Written problem. The exercise asks you to copy every line below in which "name" appears.

[Data records]
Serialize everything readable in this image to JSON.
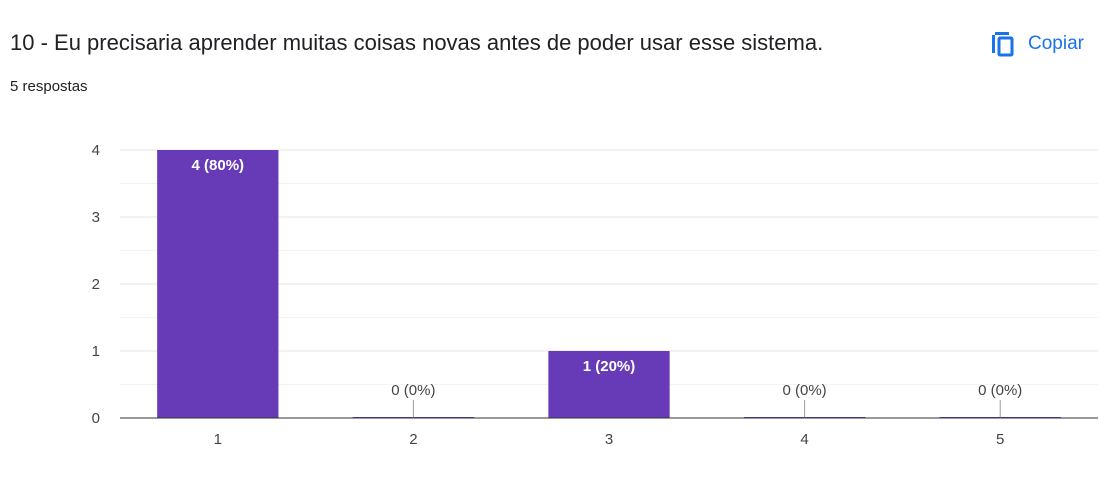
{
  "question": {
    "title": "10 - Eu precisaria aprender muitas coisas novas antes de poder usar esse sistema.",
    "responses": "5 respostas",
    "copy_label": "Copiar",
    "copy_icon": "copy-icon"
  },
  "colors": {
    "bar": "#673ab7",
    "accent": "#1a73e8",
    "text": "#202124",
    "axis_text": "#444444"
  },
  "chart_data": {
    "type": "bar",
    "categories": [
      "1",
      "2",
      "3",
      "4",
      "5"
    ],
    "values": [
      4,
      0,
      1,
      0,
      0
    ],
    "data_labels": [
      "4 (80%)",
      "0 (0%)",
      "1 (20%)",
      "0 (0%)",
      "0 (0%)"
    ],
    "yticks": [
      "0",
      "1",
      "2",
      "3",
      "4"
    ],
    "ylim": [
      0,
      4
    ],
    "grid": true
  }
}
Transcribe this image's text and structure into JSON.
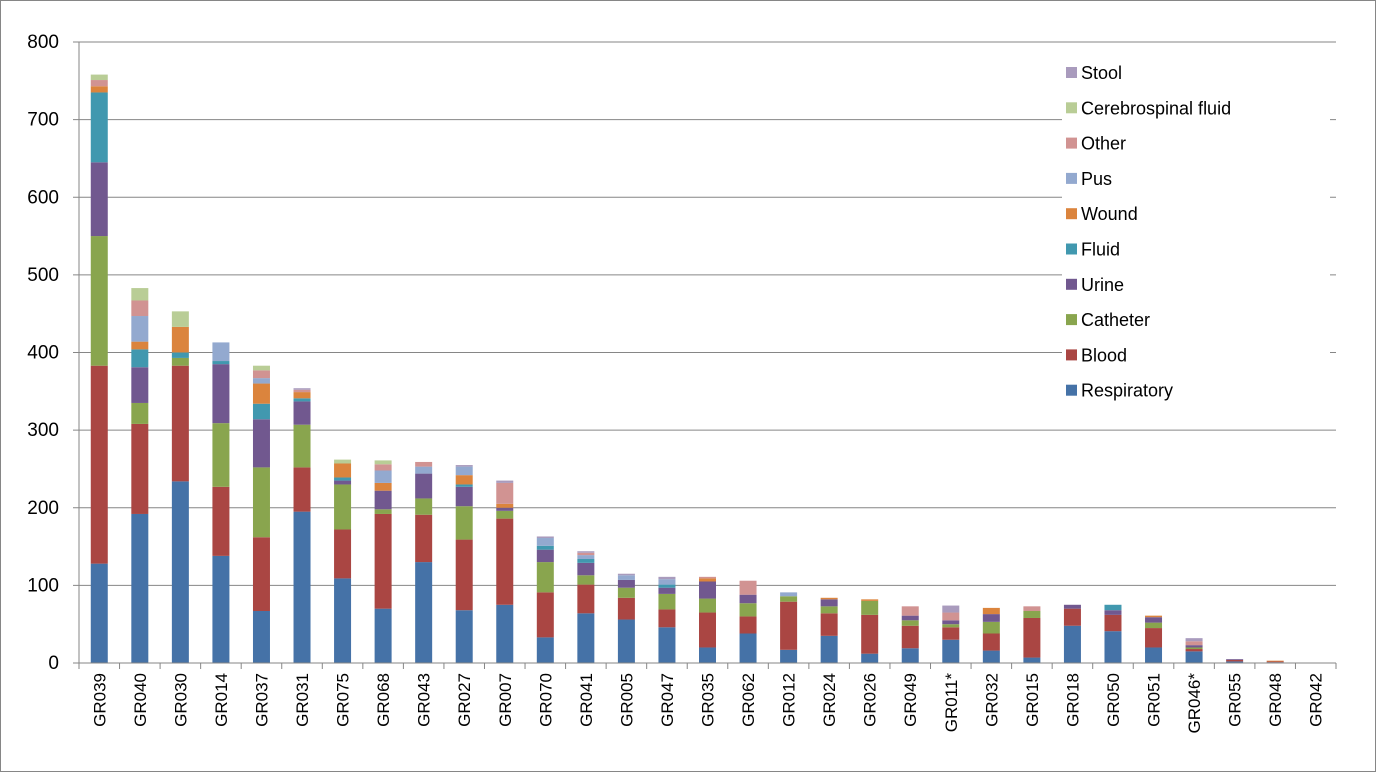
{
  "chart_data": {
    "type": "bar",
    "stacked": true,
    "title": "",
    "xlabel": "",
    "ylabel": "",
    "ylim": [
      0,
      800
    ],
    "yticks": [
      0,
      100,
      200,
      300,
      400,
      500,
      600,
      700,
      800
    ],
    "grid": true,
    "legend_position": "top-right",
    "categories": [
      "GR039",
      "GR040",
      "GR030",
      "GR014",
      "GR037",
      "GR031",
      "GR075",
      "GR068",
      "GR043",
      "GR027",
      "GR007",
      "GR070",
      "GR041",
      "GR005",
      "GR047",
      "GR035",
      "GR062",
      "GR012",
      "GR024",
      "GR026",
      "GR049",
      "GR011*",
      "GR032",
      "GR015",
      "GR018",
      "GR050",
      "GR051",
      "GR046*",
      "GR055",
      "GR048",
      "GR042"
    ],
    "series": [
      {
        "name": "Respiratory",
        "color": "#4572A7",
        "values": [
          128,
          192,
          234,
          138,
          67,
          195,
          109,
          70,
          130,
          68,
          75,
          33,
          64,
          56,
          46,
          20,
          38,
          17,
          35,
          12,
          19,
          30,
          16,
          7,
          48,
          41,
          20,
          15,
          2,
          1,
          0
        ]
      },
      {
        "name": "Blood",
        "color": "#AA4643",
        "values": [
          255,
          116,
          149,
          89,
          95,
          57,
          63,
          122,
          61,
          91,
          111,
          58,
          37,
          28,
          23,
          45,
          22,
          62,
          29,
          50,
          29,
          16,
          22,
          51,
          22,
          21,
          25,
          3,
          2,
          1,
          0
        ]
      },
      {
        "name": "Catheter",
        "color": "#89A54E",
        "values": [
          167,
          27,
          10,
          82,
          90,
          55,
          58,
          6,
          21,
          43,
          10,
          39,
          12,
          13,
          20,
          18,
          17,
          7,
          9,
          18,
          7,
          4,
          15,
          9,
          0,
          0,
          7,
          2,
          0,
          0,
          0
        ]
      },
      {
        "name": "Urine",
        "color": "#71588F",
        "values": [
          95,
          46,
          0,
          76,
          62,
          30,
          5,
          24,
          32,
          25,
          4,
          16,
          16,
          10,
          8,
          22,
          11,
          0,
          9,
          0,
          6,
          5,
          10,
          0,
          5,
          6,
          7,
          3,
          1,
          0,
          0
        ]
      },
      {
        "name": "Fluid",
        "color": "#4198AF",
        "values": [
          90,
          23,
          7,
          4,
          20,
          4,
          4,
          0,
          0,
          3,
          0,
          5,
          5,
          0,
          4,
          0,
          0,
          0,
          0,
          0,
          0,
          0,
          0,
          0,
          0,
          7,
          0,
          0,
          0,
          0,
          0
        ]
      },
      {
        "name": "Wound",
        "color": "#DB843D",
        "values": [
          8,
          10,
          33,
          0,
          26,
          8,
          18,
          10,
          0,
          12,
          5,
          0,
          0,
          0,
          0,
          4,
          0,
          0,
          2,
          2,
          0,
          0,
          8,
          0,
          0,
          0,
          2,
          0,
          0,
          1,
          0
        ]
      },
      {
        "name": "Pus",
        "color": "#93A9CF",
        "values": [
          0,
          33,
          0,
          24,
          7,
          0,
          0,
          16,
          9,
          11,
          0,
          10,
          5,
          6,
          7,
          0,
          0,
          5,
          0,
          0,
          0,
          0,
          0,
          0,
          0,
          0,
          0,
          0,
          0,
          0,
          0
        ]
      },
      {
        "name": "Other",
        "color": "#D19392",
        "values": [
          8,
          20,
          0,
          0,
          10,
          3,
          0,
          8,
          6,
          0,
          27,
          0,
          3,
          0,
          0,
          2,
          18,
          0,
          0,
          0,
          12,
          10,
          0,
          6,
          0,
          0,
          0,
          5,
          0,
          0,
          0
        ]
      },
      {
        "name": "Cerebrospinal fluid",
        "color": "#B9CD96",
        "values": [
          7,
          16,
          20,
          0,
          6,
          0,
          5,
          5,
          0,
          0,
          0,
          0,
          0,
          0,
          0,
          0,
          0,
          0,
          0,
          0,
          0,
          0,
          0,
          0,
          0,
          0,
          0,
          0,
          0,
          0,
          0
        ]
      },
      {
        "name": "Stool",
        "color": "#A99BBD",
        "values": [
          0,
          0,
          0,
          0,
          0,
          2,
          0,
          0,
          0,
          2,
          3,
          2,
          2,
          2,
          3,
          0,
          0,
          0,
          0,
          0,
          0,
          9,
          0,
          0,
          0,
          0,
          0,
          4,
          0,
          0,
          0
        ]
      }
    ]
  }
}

Reply to the task.
        "name": "Respiratory",
        "name": "Blood",
        "name": "Catheter",
        "name": "Urine",
        "name": "Fluid",
        "name": "Wound",
        "name": "Pus",
        "name": "Other",
        "name": "Cerebrospinal fluid",
        "name": "Stool",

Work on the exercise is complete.